Second, to ensure the privacy and confidentiality of participants, data from national healthcare systems are rarely accessible outside of institutional boundaries. Even in digital form, individual genomic data are carefully protected sensitive data that, with effort, can be re-associated with specific individuals. Furthermore, biomedical researchers require not only access to genomic data but also additional medical and lifestyle information from individuals, creating further challenges regarding confidentiality and privacy.

Third, the continued viability and usefulness of repositories require significant resources [5]. While some biobanks and data repositories are solely supported by governmental funding, others depend on partnerships with commercial companies or have a “self-sustaining” business model. Because DNA donation is built on public trust and solidarity, when biobanks are connected with pharmaceutical companies as part of a joint venture, the impact of such public–private sector partnerships on public trust and the solidaristic ethos of “sharing while caring” should become a matter of concern [6].

+++

● **Exercises to complete**
**1)** According to the passage on genomic data sharing, what is DNA donation built on?
**2)** Write the next part of the passage on genomic data sharing, starting after its final sentence.

+++

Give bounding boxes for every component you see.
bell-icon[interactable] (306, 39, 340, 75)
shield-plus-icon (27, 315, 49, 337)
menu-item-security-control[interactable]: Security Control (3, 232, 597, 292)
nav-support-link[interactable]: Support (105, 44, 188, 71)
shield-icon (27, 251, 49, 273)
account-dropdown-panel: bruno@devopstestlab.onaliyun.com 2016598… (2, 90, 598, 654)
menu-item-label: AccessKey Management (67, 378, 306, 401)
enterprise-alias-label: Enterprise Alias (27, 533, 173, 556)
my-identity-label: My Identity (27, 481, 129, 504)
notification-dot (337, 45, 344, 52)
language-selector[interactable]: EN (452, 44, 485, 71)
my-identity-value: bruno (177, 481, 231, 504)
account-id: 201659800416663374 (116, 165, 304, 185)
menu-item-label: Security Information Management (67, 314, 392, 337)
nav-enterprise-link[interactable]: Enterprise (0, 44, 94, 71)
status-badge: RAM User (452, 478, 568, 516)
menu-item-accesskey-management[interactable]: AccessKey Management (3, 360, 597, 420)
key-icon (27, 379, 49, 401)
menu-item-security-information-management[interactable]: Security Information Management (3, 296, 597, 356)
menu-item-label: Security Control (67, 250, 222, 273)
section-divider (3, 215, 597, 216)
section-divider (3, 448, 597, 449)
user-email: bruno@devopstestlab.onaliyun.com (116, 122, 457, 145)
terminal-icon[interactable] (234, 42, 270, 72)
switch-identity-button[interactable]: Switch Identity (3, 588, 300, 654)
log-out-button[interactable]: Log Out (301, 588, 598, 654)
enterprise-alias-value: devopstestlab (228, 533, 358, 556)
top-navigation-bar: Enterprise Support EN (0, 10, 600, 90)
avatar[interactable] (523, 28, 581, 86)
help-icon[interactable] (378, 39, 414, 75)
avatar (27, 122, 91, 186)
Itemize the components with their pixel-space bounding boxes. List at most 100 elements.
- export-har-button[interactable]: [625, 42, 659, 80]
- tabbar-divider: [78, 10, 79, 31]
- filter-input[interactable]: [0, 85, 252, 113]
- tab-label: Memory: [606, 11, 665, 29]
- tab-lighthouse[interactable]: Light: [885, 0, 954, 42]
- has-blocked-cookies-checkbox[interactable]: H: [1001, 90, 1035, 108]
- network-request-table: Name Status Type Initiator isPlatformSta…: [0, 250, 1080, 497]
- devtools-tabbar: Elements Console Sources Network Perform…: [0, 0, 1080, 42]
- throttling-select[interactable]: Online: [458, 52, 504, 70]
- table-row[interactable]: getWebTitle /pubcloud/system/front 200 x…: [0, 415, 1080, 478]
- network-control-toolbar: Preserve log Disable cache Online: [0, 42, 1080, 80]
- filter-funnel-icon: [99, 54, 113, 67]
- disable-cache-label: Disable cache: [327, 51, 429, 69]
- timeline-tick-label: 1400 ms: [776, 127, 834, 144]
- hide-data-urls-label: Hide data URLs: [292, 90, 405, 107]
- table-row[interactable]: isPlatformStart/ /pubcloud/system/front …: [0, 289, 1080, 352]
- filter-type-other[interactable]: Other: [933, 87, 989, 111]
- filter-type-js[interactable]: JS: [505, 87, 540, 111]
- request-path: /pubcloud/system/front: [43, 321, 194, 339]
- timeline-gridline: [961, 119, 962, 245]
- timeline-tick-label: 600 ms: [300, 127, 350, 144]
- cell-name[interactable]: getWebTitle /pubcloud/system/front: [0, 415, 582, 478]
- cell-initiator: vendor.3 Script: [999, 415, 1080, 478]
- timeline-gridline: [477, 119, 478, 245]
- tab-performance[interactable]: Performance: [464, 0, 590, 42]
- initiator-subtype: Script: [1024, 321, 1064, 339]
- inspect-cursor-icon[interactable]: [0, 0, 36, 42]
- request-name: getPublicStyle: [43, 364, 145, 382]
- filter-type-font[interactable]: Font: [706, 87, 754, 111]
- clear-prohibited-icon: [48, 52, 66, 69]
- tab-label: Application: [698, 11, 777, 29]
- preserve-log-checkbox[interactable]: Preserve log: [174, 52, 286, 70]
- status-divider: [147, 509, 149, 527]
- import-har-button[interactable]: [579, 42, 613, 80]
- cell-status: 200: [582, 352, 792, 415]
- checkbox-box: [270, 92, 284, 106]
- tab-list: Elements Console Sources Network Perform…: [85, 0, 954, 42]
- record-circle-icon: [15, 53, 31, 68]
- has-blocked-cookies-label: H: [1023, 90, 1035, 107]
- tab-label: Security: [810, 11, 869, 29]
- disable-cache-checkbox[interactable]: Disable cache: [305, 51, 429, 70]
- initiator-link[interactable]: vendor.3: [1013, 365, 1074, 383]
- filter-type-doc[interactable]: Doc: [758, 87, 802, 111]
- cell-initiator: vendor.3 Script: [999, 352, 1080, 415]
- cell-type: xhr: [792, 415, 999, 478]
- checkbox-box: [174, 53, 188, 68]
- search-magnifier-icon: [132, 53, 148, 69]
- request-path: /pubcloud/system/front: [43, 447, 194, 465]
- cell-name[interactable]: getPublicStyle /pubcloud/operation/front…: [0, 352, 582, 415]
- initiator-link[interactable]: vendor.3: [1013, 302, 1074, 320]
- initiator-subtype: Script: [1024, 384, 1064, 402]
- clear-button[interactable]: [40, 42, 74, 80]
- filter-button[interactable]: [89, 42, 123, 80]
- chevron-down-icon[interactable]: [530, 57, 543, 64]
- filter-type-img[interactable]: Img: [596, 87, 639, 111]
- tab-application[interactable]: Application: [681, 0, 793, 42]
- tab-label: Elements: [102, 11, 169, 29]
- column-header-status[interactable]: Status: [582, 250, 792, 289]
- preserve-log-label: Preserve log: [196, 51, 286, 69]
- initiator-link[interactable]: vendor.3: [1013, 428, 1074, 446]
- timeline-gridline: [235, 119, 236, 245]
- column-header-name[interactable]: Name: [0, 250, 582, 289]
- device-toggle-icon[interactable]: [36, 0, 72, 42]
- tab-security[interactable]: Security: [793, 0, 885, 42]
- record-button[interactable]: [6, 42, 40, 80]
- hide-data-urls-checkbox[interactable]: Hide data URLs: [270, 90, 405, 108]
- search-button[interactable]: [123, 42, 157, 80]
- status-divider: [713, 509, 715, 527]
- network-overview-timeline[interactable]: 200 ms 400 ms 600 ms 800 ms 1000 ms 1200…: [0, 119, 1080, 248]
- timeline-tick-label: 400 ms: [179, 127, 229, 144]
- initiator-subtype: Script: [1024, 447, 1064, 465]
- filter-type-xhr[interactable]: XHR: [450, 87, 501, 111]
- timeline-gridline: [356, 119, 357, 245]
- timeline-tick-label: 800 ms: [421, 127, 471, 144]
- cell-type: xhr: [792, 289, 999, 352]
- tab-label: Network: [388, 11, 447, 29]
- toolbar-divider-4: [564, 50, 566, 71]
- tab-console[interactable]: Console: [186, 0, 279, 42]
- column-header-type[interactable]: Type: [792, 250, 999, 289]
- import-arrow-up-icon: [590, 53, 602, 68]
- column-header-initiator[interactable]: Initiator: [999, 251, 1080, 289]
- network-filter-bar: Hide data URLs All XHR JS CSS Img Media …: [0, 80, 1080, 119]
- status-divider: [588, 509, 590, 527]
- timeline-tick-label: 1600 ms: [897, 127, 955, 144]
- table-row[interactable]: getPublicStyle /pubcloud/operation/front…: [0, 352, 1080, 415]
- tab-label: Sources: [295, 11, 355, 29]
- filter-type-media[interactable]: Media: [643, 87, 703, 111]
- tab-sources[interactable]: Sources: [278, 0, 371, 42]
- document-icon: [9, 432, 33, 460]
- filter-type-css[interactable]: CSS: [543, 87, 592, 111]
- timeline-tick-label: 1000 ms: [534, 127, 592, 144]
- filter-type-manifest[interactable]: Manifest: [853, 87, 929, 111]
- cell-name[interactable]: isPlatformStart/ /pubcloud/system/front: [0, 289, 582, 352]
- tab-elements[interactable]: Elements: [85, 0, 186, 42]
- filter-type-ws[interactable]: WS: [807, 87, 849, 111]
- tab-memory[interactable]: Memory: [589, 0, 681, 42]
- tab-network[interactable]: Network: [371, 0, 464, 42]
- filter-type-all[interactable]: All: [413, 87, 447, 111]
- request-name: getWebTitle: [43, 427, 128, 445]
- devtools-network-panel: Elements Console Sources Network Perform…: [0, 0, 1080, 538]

+++

● **Answers by item number**
**1)** Public trust and solidarity.

**2)**
The above-mentioned challenges involved in sharing genomic data can be demonstrated by looking at the UK’s, Japan’s, and Israel’s biobanks. In these three population-based initiatives, DNA samples were collected from donors, and together, they could lead to increased comparability, data sharing, and viability. The UK Biobank Project sequenced the genomes of over half a million individuals. Designed to be representative of the general population of the UK, 94% of individuals whose data are in the UK biobank are “White” Europeans; in addition, donors, as compared to the general population, are older, better educated, wealthier, and generally healthier [7]. Japan’s biobank is not diverse either. Given its home country’s ethnic diversity, the Israeli “drop for research” biobank could be relatively more diverse than the other two biobanks, but no data are available regarding its actual ethnic composition. Together, these repositories are diverse, yet we are not familiar with any plans for collaboration among these three biobanks to increase comparability.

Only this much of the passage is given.